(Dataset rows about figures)

┄┄┄┄┄┄

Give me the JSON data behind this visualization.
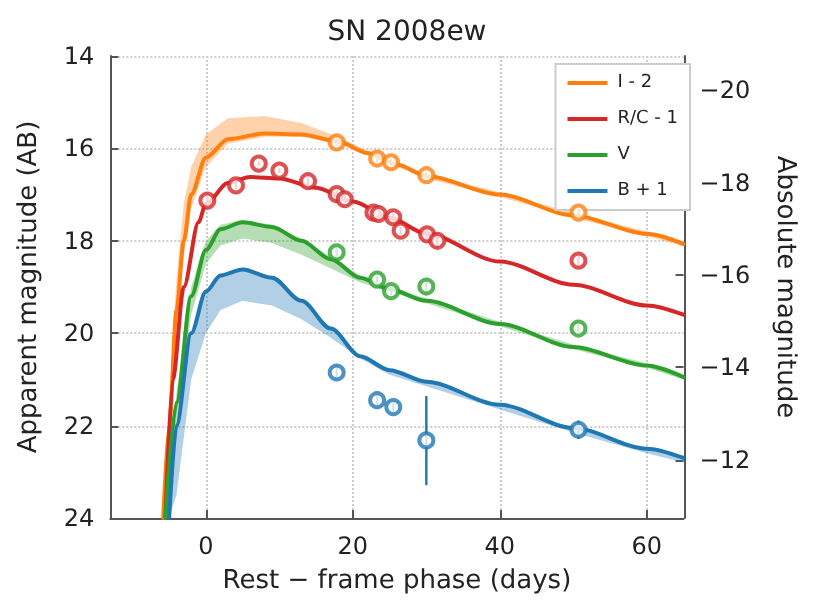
{
  "chart_data": {
    "type": "line",
    "title": "SN 2008ew",
    "xlabel": "Rest − frame phase (days)",
    "ylabel": "Apparent magnitude (AB)",
    "y2label": "Absolute magnitude",
    "xlim": [
      -13,
      65
    ],
    "xticks": [
      0,
      20,
      40,
      60
    ],
    "ylim": [
      24,
      14
    ],
    "yticks": [
      14,
      16,
      18,
      20,
      22,
      24
    ],
    "y2lim": [
      -10.74,
      -20.74
    ],
    "y2ticks": [
      -20,
      -18,
      -16,
      -14,
      -12
    ],
    "grid": true,
    "legend": "top right",
    "line_style": "solid",
    "series": [
      {
        "name": "I - 2",
        "color": "#ff7f0e",
        "x": [
          -5.8,
          -5,
          -4,
          -3,
          -2,
          0,
          3,
          8,
          13,
          18,
          22,
          26,
          30,
          40,
          50,
          60,
          65
        ],
        "values": [
          24,
          22,
          19.5,
          18,
          17,
          16.2,
          15.8,
          15.68,
          15.7,
          15.85,
          16.1,
          16.35,
          16.6,
          17,
          17.45,
          17.85,
          18.07
        ],
        "lower": [
          24,
          21.5,
          18.8,
          17.2,
          16.4,
          15.7,
          15.35,
          15.3,
          15.45,
          15.75,
          16.05,
          16.3,
          16.55,
          16.95,
          17.4,
          17.8,
          18.02
        ],
        "upper": [
          24,
          22.3,
          19.8,
          18.3,
          17.3,
          16.4,
          15.9,
          15.75,
          15.75,
          15.9,
          16.15,
          16.4,
          16.65,
          17.05,
          17.5,
          17.9,
          18.12
        ]
      },
      {
        "name": "R/C - 1",
        "color": "#d62728",
        "x": [
          -5.5,
          -4.5,
          -3,
          -1,
          0,
          3,
          6,
          10,
          15,
          20,
          25,
          30,
          40,
          50,
          60,
          65
        ],
        "values": [
          24,
          21,
          19,
          17.6,
          17.2,
          16.75,
          16.62,
          16.65,
          16.85,
          17.15,
          17.5,
          17.85,
          18.45,
          18.95,
          19.4,
          19.6
        ]
      },
      {
        "name": "V",
        "color": "#2ca02c",
        "x": [
          -5.5,
          -4,
          -2,
          0,
          2,
          5,
          9,
          13,
          17,
          21,
          25,
          30,
          40,
          50,
          60,
          65
        ],
        "values": [
          24,
          21.5,
          19.2,
          18.2,
          17.75,
          17.6,
          17.7,
          18,
          18.4,
          18.8,
          19.05,
          19.3,
          19.8,
          20.3,
          20.7,
          20.95
        ],
        "lower": [
          24,
          21.3,
          19,
          18,
          17.65,
          17.55,
          17.65,
          17.95,
          18.35,
          18.75,
          19,
          19.25,
          19.75,
          20.25,
          20.65,
          20.9
        ],
        "upper": [
          24,
          22,
          19.6,
          18.5,
          18.1,
          17.95,
          18.05,
          18.3,
          18.6,
          18.9,
          19.1,
          19.35,
          19.85,
          20.35,
          20.75,
          21
        ]
      },
      {
        "name": "B + 1",
        "color": "#1f77b4",
        "x": [
          -5,
          -4,
          -2,
          0,
          2,
          5,
          9,
          13,
          17,
          21,
          25,
          30,
          40,
          50,
          60,
          65
        ],
        "values": [
          24,
          22,
          20,
          19.1,
          18.75,
          18.62,
          18.8,
          19.3,
          19.9,
          20.5,
          20.8,
          21.05,
          21.55,
          22.05,
          22.5,
          22.7
        ],
        "lower": [
          24,
          22,
          20,
          19.1,
          18.75,
          18.62,
          18.8,
          19.3,
          19.9,
          20.5,
          20.8,
          21.05,
          21.55,
          22.05,
          22.5,
          22.7
        ],
        "upper": [
          24,
          23.5,
          21,
          20,
          19.5,
          19.3,
          19.4,
          19.7,
          20.1,
          20.55,
          20.9,
          21.15,
          21.65,
          22.15,
          22.6,
          22.8
        ]
      },
      {
        "type": "scatter",
        "marker": "circle",
        "color": "#ff7f0e",
        "x": [
          17.8,
          23.3,
          25.2,
          30,
          50.7
        ],
        "values": [
          15.87,
          16.22,
          16.3,
          16.58,
          17.39
        ],
        "errors": [
          0.08,
          0.08,
          0.08,
          0.08,
          0.1
        ]
      },
      {
        "type": "scatter",
        "marker": "circle",
        "color": "#d62728",
        "x": [
          0.2,
          4.1,
          7.2,
          10,
          13.9,
          17.8,
          18.9,
          22.8,
          23.5,
          25.5,
          26.5,
          30.1,
          31.5,
          50.7
        ],
        "values": [
          17.13,
          16.8,
          16.33,
          16.48,
          16.71,
          16.99,
          17.1,
          17.39,
          17.42,
          17.49,
          17.78,
          17.86,
          18,
          18.43
        ],
        "errors": [
          0.1,
          0.08,
          0.05,
          0.05,
          0.08,
          0.08,
          0.08,
          0.08,
          0.08,
          0.08,
          0.08,
          0.1,
          0.15,
          0.12
        ]
      },
      {
        "type": "scatter",
        "marker": "circle",
        "color": "#2ca02c",
        "x": [
          17.8,
          23.3,
          25.2,
          30,
          50.7
        ],
        "values": [
          18.25,
          18.84,
          19.09,
          18.99,
          19.9
        ],
        "errors": [
          0.1,
          0.08,
          0.08,
          0.15,
          0.1
        ]
      },
      {
        "type": "scatter",
        "marker": "circle",
        "color": "#1f77b4",
        "x": [
          17.8,
          23.3,
          25.5,
          30,
          50.7
        ],
        "values": [
          20.85,
          21.45,
          21.6,
          22.32,
          22.09
        ],
        "errors": [
          0.15,
          0.1,
          0.1,
          [
            21.36,
            23.29
          ],
          0.2
        ]
      }
    ]
  }
}
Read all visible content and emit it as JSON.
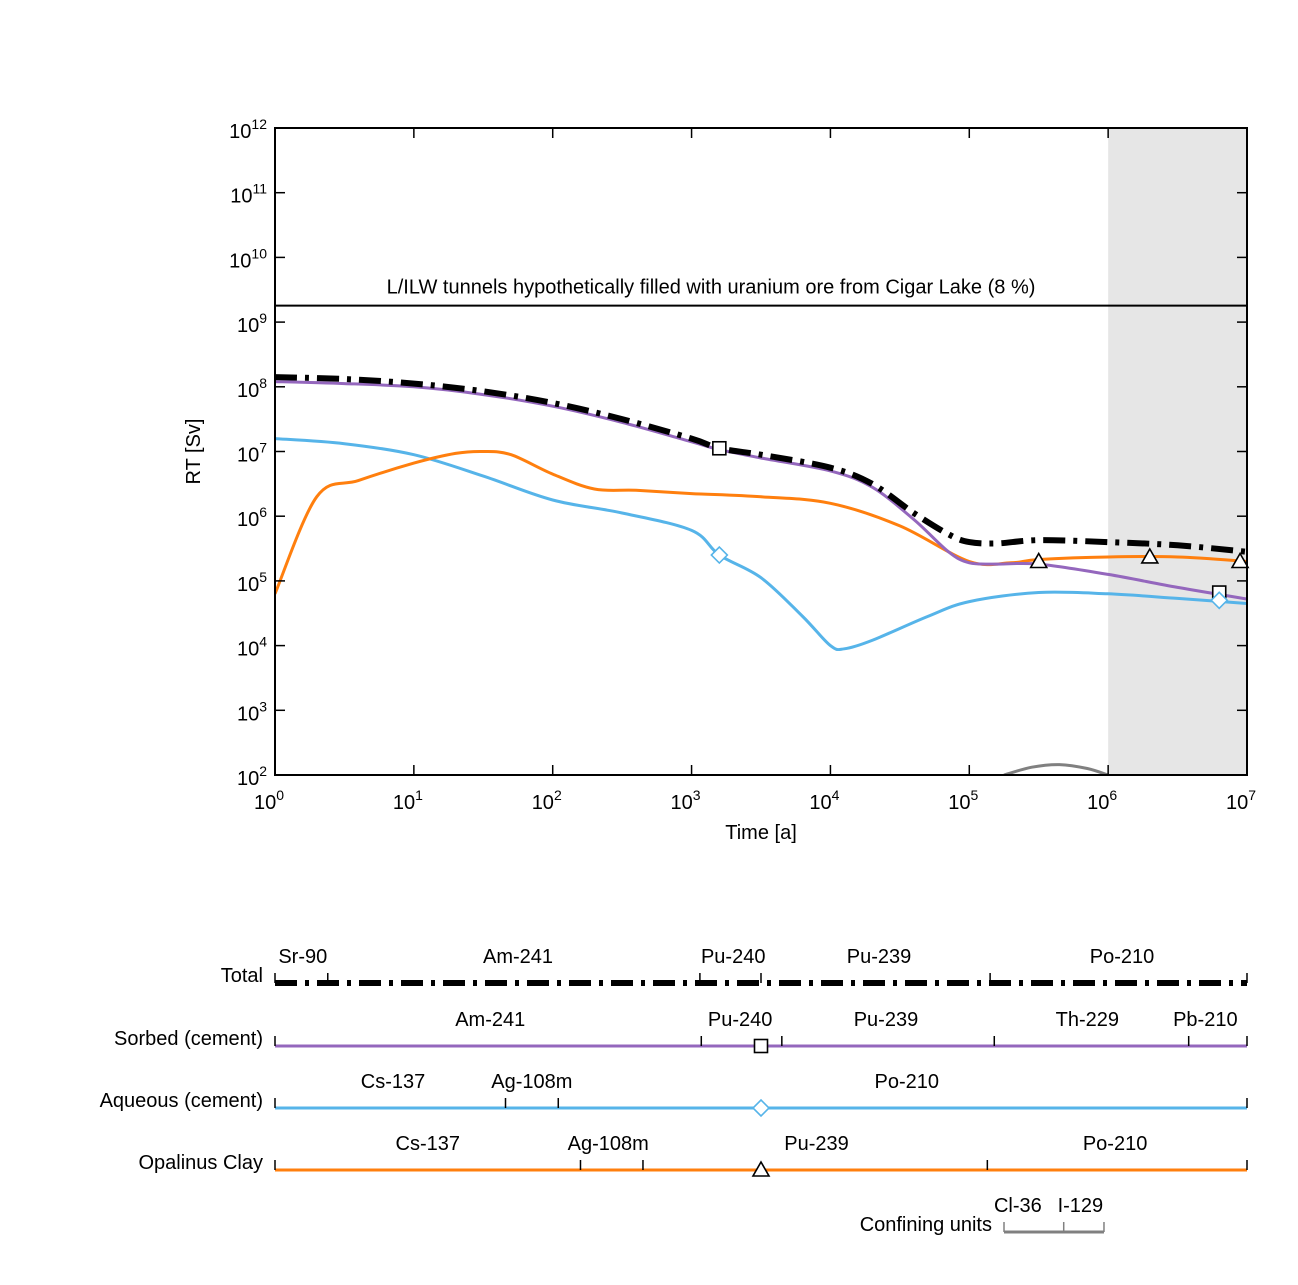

┄┄┄┄┄┄

## What is expected
Transcribe every record above exactly as written, leaving out any pictures.

## Response to this exercise
Give me the JSON data behind this visualization.
{
  "chart_data": {
    "type": "line",
    "title": "SN 2008ew",
    "xlabel": "Rest − frame phase (days)",
    "ylabel": "Apparent magnitude (AB)",
    "y2label": "Absolute magnitude",
    "xlim": [
      -13,
      65
    ],
    "xticks": [
      0,
      20,
      40,
      60
    ],
    "ylim": [
      24,
      14
    ],
    "yticks": [
      14,
      16,
      18,
      20,
      22,
      24
    ],
    "y2lim": [
      -10.74,
      -20.74
    ],
    "y2ticks": [
      -20,
      -18,
      -16,
      -14,
      -12
    ],
    "grid": true,
    "legend": "top right",
    "line_style": "solid",
    "series": [
      {
        "name": "I - 2",
        "color": "#ff7f0e",
        "x": [
          -5.8,
          -5,
          -4,
          -3,
          -2,
          0,
          3,
          8,
          13,
          18,
          22,
          26,
          30,
          40,
          50,
          60,
          65
        ],
        "values": [
          24,
          22,
          19.5,
          18,
          17,
          16.2,
          15.8,
          15.68,
          15.7,
          15.85,
          16.1,
          16.35,
          16.6,
          17,
          17.45,
          17.85,
          18.07
        ],
        "lower": [
          24,
          21.5,
          18.8,
          17.2,
          16.4,
          15.7,
          15.35,
          15.3,
          15.45,
          15.75,
          16.05,
          16.3,
          16.55,
          16.95,
          17.4,
          17.8,
          18.02
        ],
        "upper": [
          24,
          22.3,
          19.8,
          18.3,
          17.3,
          16.4,
          15.9,
          15.75,
          15.75,
          15.9,
          16.15,
          16.4,
          16.65,
          17.05,
          17.5,
          17.9,
          18.12
        ]
      },
      {
        "name": "R/C - 1",
        "color": "#d62728",
        "x": [
          -5.5,
          -4.5,
          -3,
          -1,
          0,
          3,
          6,
          10,
          15,
          20,
          25,
          30,
          40,
          50,
          60,
          65
        ],
        "values": [
          24,
          21,
          19,
          17.6,
          17.2,
          16.75,
          16.62,
          16.65,
          16.85,
          17.15,
          17.5,
          17.85,
          18.45,
          18.95,
          19.4,
          19.6
        ]
      },
      {
        "name": "V",
        "color": "#2ca02c",
        "x": [
          -5.5,
          -4,
          -2,
          0,
          2,
          5,
          9,
          13,
          17,
          21,
          25,
          30,
          40,
          50,
          60,
          65
        ],
        "values": [
          24,
          21.5,
          19.2,
          18.2,
          17.75,
          17.6,
          17.7,
          18,
          18.4,
          18.8,
          19.05,
          19.3,
          19.8,
          20.3,
          20.7,
          20.95
        ],
        "lower": [
          24,
          21.3,
          19,
          18,
          17.65,
          17.55,
          17.65,
          17.95,
          18.35,
          18.75,
          19,
          19.25,
          19.75,
          20.25,
          20.65,
          20.9
        ],
        "upper": [
          24,
          22,
          19.6,
          18.5,
          18.1,
          17.95,
          18.05,
          18.3,
          18.6,
          18.9,
          19.1,
          19.35,
          19.85,
          20.35,
          20.75,
          21
        ]
      },
      {
        "name": "B + 1",
        "color": "#1f77b4",
        "x": [
          -5,
          -4,
          -2,
          0,
          2,
          5,
          9,
          13,
          17,
          21,
          25,
          30,
          40,
          50,
          60,
          65
        ],
        "values": [
          24,
          22,
          20,
          19.1,
          18.75,
          18.62,
          18.8,
          19.3,
          19.9,
          20.5,
          20.8,
          21.05,
          21.55,
          22.05,
          22.5,
          22.7
        ],
        "lower": [
          24,
          22,
          20,
          19.1,
          18.75,
          18.62,
          18.8,
          19.3,
          19.9,
          20.5,
          20.8,
          21.05,
          21.55,
          22.05,
          22.5,
          22.7
        ],
        "upper": [
          24,
          23.5,
          21,
          20,
          19.5,
          19.3,
          19.4,
          19.7,
          20.1,
          20.55,
          20.9,
          21.15,
          21.65,
          22.15,
          22.6,
          22.8
        ]
      },
      {
        "type": "scatter",
        "marker": "circle",
        "color": "#ff7f0e",
        "x": [
          17.8,
          23.3,
          25.2,
          30,
          50.7
        ],
        "values": [
          15.87,
          16.22,
          16.3,
          16.58,
          17.39
        ],
        "errors": [
          0.08,
          0.08,
          0.08,
          0.08,
          0.1
        ]
      },
      {
        "type": "scatter",
        "marker": "circle",
        "color": "#d62728",
        "x": [
          0.2,
          4.1,
          7.2,
          10,
          13.9,
          17.8,
          18.9,
          22.8,
          23.5,
          25.5,
          26.5,
          30.1,
          31.5,
          50.7
        ],
        "values": [
          17.13,
          16.8,
          16.33,
          16.48,
          16.71,
          16.99,
          17.1,
          17.39,
          17.42,
          17.49,
          17.78,
          17.86,
          18,
          18.43
        ],
        "errors": [
          0.1,
          0.08,
          0.05,
          0.05,
          0.08,
          0.08,
          0.08,
          0.08,
          0.08,
          0.08,
          0.08,
          0.1,
          0.15,
          0.12
        ]
      },
      {
        "type": "scatter",
        "marker": "circle",
        "color": "#2ca02c",
        "x": [
          17.8,
          23.3,
          25.2,
          30,
          50.7
        ],
        "values": [
          18.25,
          18.84,
          19.09,
          18.99,
          19.9
        ],
        "errors": [
          0.1,
          0.08,
          0.08,
          0.15,
          0.1
        ]
      },
      {
        "type": "scatter",
        "marker": "circle",
        "color": "#1f77b4",
        "x": [
          17.8,
          23.3,
          25.5,
          30,
          50.7
        ],
        "values": [
          20.85,
          21.45,
          21.6,
          22.32,
          22.09
        ],
        "errors": [
          0.15,
          0.1,
          0.1,
          [
            21.36,
            23.29
          ],
          0.2
        ]
      }
    ]
  }
}
Read all visible content and emit it as JSON.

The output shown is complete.